### Given instruction:
Identify each line in the records below that contains the word "Summary", and copy it.

### Exercise inputs:
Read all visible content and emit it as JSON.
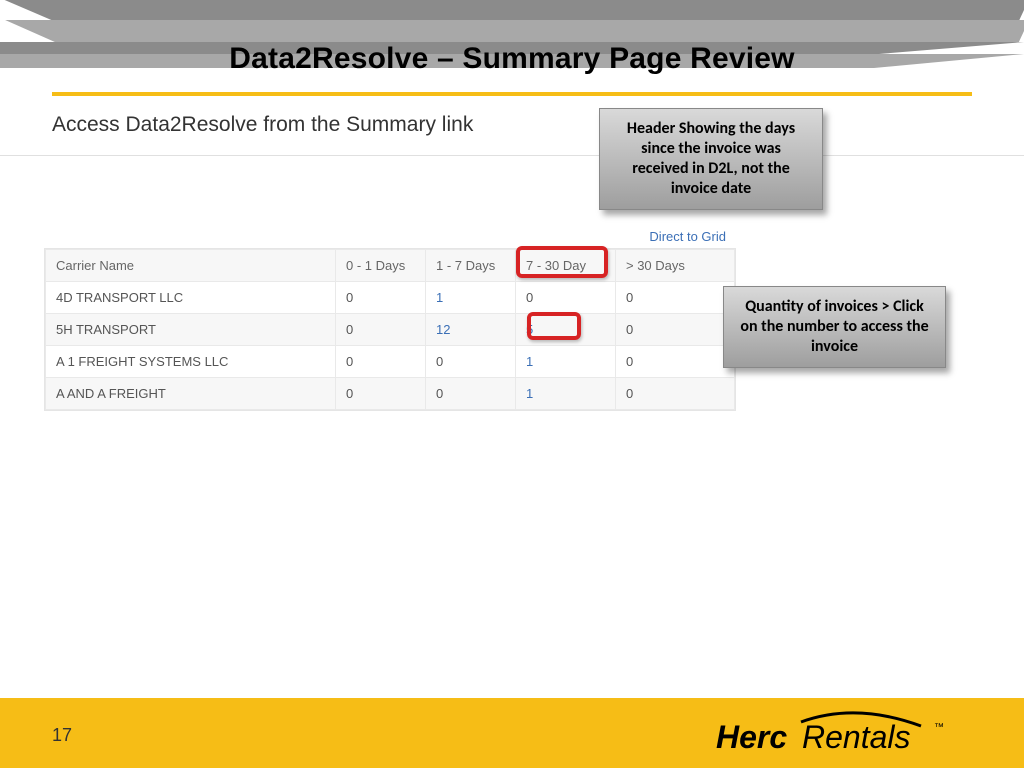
{
  "title": "Data2Resolve – Summary Page Review",
  "subtitle": "Access Data2Resolve from the Summary link",
  "direct_link": "Direct to Grid",
  "table": {
    "headers": [
      "Carrier Name",
      "0 - 1 Days",
      "1 - 7 Days",
      "7 - 30 Day",
      "> 30 Days"
    ],
    "rows": [
      {
        "name": "4D TRANSPORT LLC",
        "c0": "0",
        "c1": "1",
        "c2": "0",
        "c3": "0",
        "c1_link": true,
        "c2_link": false
      },
      {
        "name": "5H TRANSPORT",
        "c0": "0",
        "c1": "12",
        "c2": "5",
        "c3": "0",
        "c1_link": true,
        "c2_link": true
      },
      {
        "name": "A 1 FREIGHT SYSTEMS LLC",
        "c0": "0",
        "c1": "0",
        "c2": "1",
        "c3": "0",
        "c1_link": false,
        "c2_link": true
      },
      {
        "name": "A AND A FREIGHT",
        "c0": "0",
        "c1": "0",
        "c2": "1",
        "c3": "0",
        "c1_link": false,
        "c2_link": true
      }
    ]
  },
  "callout1": "Header Showing the days since the invoice was received in D2L, not the invoice date",
  "callout2": "Quantity of invoices > Click on the number to access the invoice",
  "page_number": "17",
  "logo": {
    "bold": "Herc",
    "italic": "Rentals",
    "tm": "™"
  }
}
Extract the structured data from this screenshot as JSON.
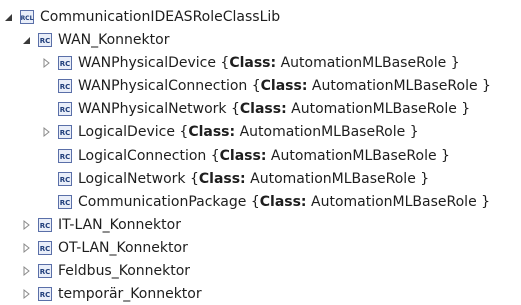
{
  "tree": {
    "root": {
      "label": "CommunicationIDEASRoleClassLib",
      "icon": "role-class-lib-icon",
      "icon_text": "RCL",
      "expanded": true
    },
    "wan": {
      "label": "WAN_Konnektor",
      "icon": "role-class-icon",
      "icon_text": "RC",
      "expanded": true
    },
    "class_prefix": "Class:",
    "items": [
      {
        "name": "WANPhysicalDevice",
        "class_value": "AutomationMLBaseRole }",
        "has_children": true
      },
      {
        "name": "WANPhysicalConnection",
        "class_value": "AutomationMLBaseRole }",
        "has_children": false
      },
      {
        "name": "WANPhysicalNetwork",
        "class_value": "AutomationMLBaseRole }",
        "has_children": false
      },
      {
        "name": "LogicalDevice",
        "class_value": "AutomationMLBaseRole }",
        "has_children": true
      },
      {
        "name": "LogicalConnection",
        "class_value": "AutomationMLBaseRole }",
        "has_children": false
      },
      {
        "name": "LogicalNetwork",
        "class_value": "AutomationMLBaseRole }",
        "has_children": false
      },
      {
        "name": "CommunicationPackage",
        "class_value": "AutomationMLBaseRole }",
        "has_children": false
      }
    ],
    "siblings": [
      {
        "label": "IT-LAN_Konnektor"
      },
      {
        "label": "OT-LAN_Konnektor"
      },
      {
        "label": "Feldbus_Konnektor"
      },
      {
        "label": "temporär_Konnektor"
      }
    ],
    "colors": {
      "text": "#1e1e1e",
      "icon_border": "#5a6fa8",
      "icon_bg": "#e9eef9",
      "icon_text": "#1f3d7a",
      "arrow_expanded": "#3a3a3a",
      "arrow_collapsed": "#8a8a8a"
    }
  }
}
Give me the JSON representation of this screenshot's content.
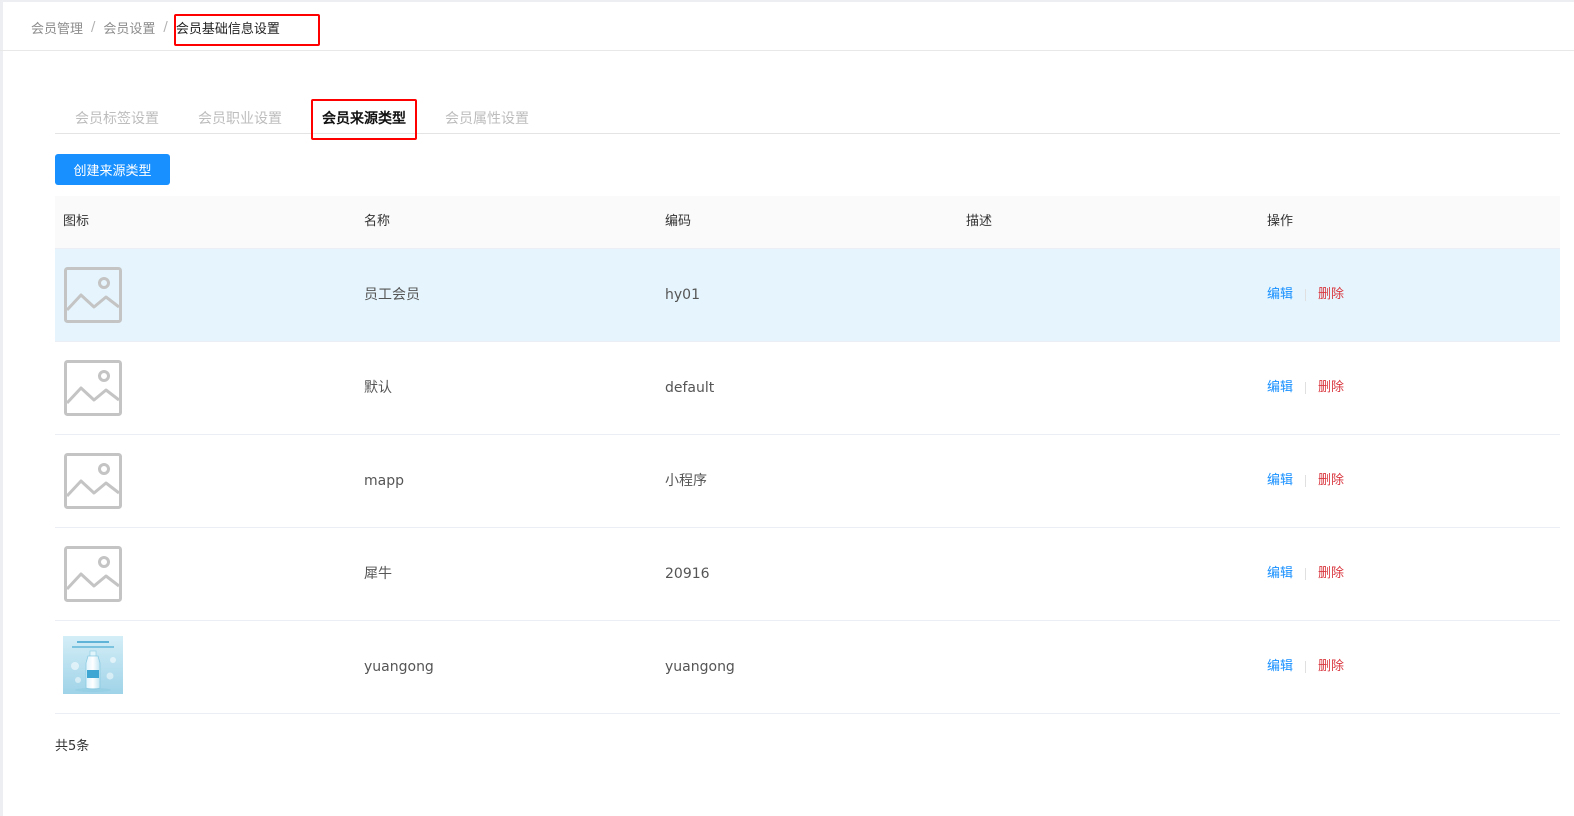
{
  "breadcrumb": {
    "items": [
      "会员管理",
      "会员设置"
    ],
    "separator": "/",
    "current": "会员基础信息设置"
  },
  "tabs": [
    {
      "label": "会员标签设置",
      "active": false
    },
    {
      "label": "会员职业设置",
      "active": false
    },
    {
      "label": "会员来源类型",
      "active": true
    },
    {
      "label": "会员属性设置",
      "active": false
    }
  ],
  "toolbar": {
    "create_label": "创建来源类型"
  },
  "table": {
    "headers": {
      "icon": "图标",
      "name": "名称",
      "code": "编码",
      "desc": "描述",
      "ops": "操作"
    },
    "rows": [
      {
        "icon": "image-placeholder-icon",
        "name": "员工会员",
        "code": "hy01",
        "desc": "",
        "edit": "编辑",
        "delete": "删除",
        "highlighted": true
      },
      {
        "icon": "image-placeholder-icon",
        "name": "默认",
        "code": "default",
        "desc": "",
        "edit": "编辑",
        "delete": "删除",
        "highlighted": false
      },
      {
        "icon": "image-placeholder-icon",
        "name": "mapp",
        "code": "小程序",
        "desc": "",
        "edit": "编辑",
        "delete": "删除",
        "highlighted": false
      },
      {
        "icon": "image-placeholder-icon",
        "name": "犀牛",
        "code": "20916",
        "desc": "",
        "edit": "编辑",
        "delete": "删除",
        "highlighted": false
      },
      {
        "icon": "water-bottle-thumbnail",
        "name": "yuangong",
        "code": "yuangong",
        "desc": "",
        "edit": "编辑",
        "delete": "删除",
        "highlighted": false
      }
    ]
  },
  "footer": {
    "total": "共5条"
  },
  "colors": {
    "primary": "#1890ff",
    "danger": "#d9363e",
    "row_highlight": "#e6f5fd",
    "annotation": "#ff0000"
  }
}
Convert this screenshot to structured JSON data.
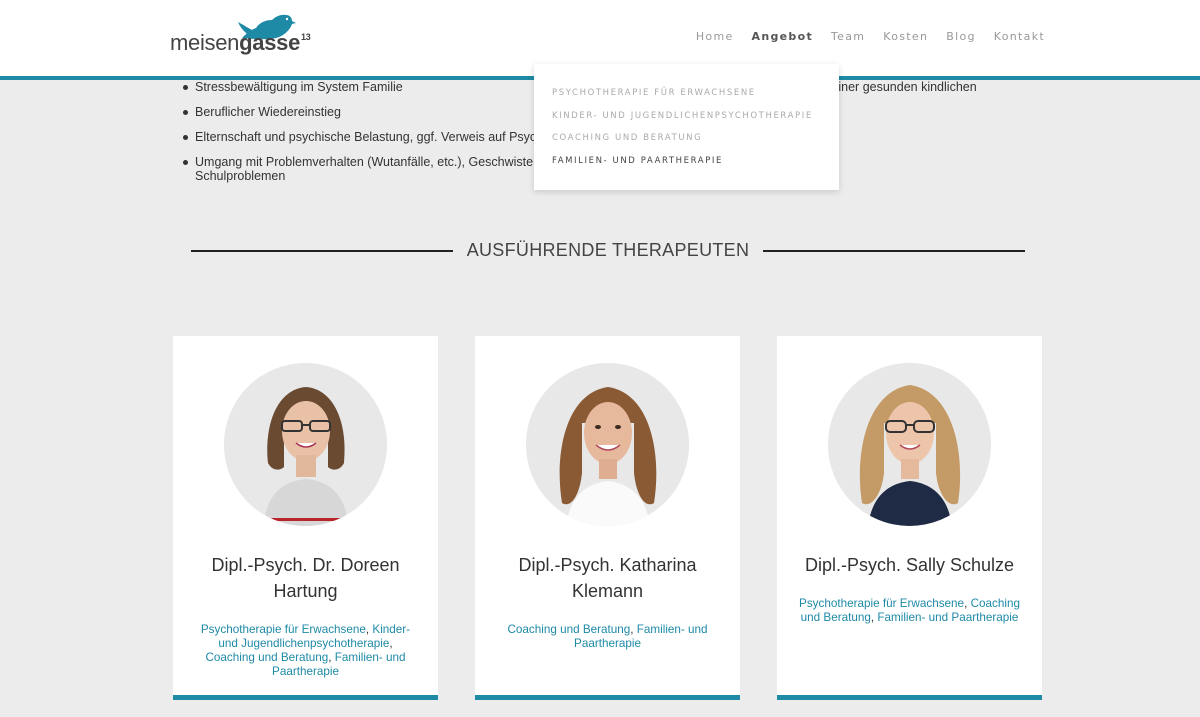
{
  "header": {
    "logo": {
      "word_light": "meisen",
      "word_bold": "gasse",
      "superscript": "13"
    },
    "nav": [
      {
        "label": "Home",
        "active": false
      },
      {
        "label": "Angebot",
        "active": true
      },
      {
        "label": "Team",
        "active": false
      },
      {
        "label": "Kosten",
        "active": false
      },
      {
        "label": "Blog",
        "active": false
      },
      {
        "label": "Kontakt",
        "active": false
      }
    ]
  },
  "dropdown": {
    "items": [
      {
        "label": "PSYCHOTHERAPIE FÜR ERWACHSENE",
        "active": false
      },
      {
        "label": "KINDER- UND JUGENDLICHENPSYCHOTHERAPIE",
        "active": false
      },
      {
        "label": "COACHING UND BERATUNG",
        "active": false
      },
      {
        "label": "FAMILIEN- UND PAARTHERAPIE",
        "active": true
      }
    ]
  },
  "content": {
    "bullets": [
      "Stressbewältigung im System Familie",
      "Beruflicher Wiedereinstieg",
      "Elternschaft und psychische Belastung, ggf. Verweis auf Psycho",
      "Umgang mit Problemverhalten (Wutanfälle, etc.), Geschwisterriv",
      "Schulproblemen"
    ],
    "bullet_right_fragment": "d einer gesunden kindlichen"
  },
  "section": {
    "title": "AUSFÜHRENDE THERAPEUTEN"
  },
  "therapists": [
    {
      "name": "Dipl.-Psych. Dr. Doreen Hartung",
      "tags": [
        "Psychotherapie für Erwachsene",
        "Kinder- und Jugendlichenpsychotherapie",
        "Coaching und Beratung",
        "Familien- und Paartherapie"
      ]
    },
    {
      "name": "Dipl.-Psych. Katharina Klemann",
      "tags": [
        "Coaching und Beratung",
        "Familien- und Paartherapie"
      ]
    },
    {
      "name": "Dipl.-Psych. Sally Schulze",
      "tags": [
        "Psychotherapie für Erwachsene",
        "Coaching und Beratung",
        "Familien- und Paartherapie"
      ]
    }
  ],
  "colors": {
    "accent": "#1e8aa6",
    "background": "#ececec"
  }
}
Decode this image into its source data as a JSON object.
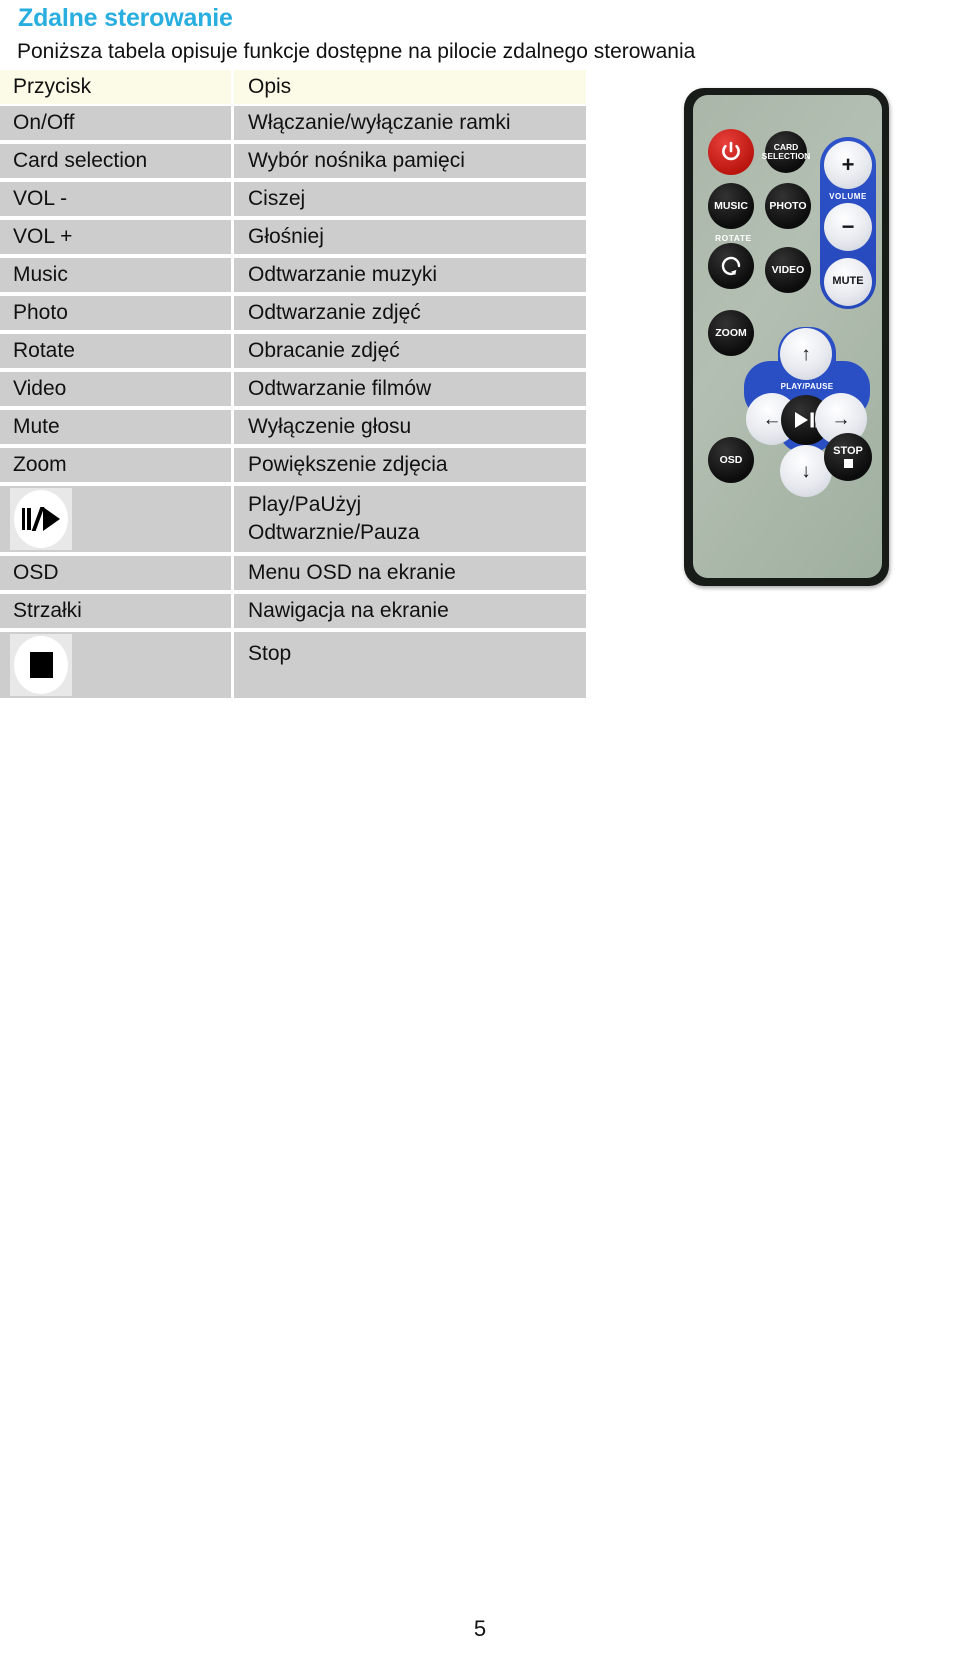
{
  "document": {
    "title": "Zdalne sterowanie",
    "intro": "Poniższa tabela opisuje funkcje dostępne na pilocie zdalnego sterowania",
    "page_number": "5",
    "title_color": "#29aee0",
    "row_bg_color": "#cdcdcd",
    "header_bg_color": "#fbfbe8"
  },
  "table": {
    "headers": {
      "button": "Przycisk",
      "description": "Opis"
    },
    "rows": [
      {
        "button": "On/Off",
        "icon": null,
        "desc": [
          "Włączanie/wyłączanie ramki"
        ]
      },
      {
        "button": "Card selection",
        "icon": null,
        "desc": [
          "Wybór nośnika pamięci"
        ]
      },
      {
        "button": "VOL -",
        "icon": null,
        "desc": [
          "Ciszej"
        ]
      },
      {
        "button": "VOL +",
        "icon": null,
        "desc": [
          "Głośniej"
        ]
      },
      {
        "button": "Music",
        "icon": null,
        "desc": [
          "Odtwarzanie muzyki"
        ]
      },
      {
        "button": "Photo",
        "icon": null,
        "desc": [
          "Odtwarzanie zdjęć"
        ]
      },
      {
        "button": "Rotate",
        "icon": null,
        "desc": [
          "Obracanie zdjęć"
        ]
      },
      {
        "button": "Video",
        "icon": null,
        "desc": [
          "Odtwarzanie filmów"
        ]
      },
      {
        "button": "Mute",
        "icon": null,
        "desc": [
          "Wyłączenie głosu"
        ]
      },
      {
        "button": "Zoom",
        "icon": null,
        "desc": [
          "Powiększenie zdjęcia"
        ]
      },
      {
        "button": "",
        "icon": "play-pause-icon",
        "desc": [
          "Play/PaUżyj",
          "Odtwarznie/Pauza"
        ]
      },
      {
        "button": "OSD",
        "icon": null,
        "desc": [
          "Menu OSD na ekranie"
        ]
      },
      {
        "button": "Strzałki",
        "icon": null,
        "desc": [
          "Nawigacja na ekranie"
        ]
      },
      {
        "button": "",
        "icon": "stop-icon",
        "desc": [
          "Stop"
        ]
      }
    ]
  },
  "remote": {
    "body_color": "#a9b6a8",
    "bezel_color": "#181c18",
    "accent_blue": "#2a4fc5",
    "power_color": "#b9130e",
    "buttons": {
      "power": "",
      "card_selection_line1": "CARD",
      "card_selection_line2": "SELECTION",
      "volume_plus": "+",
      "volume_label": "VOLUME",
      "volume_minus": "−",
      "music": "MUSIC",
      "photo": "PHOTO",
      "rotate_label": "ROTATE",
      "rotate_glyph": "↻",
      "video": "VIDEO",
      "mute": "MUTE",
      "zoom": "ZOOM",
      "up": "↑",
      "left": "←",
      "right": "→",
      "down": "↓",
      "play_pause_label": "PLAY/PAUSE",
      "play_pause_glyph": "▶❙❙",
      "osd": "OSD",
      "stop": "STOP"
    }
  }
}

### Expected answer:
  "title": "Data2Resolve – Summary Page Review",
  "subtitle": "Access Data2Resolve from the Summary link",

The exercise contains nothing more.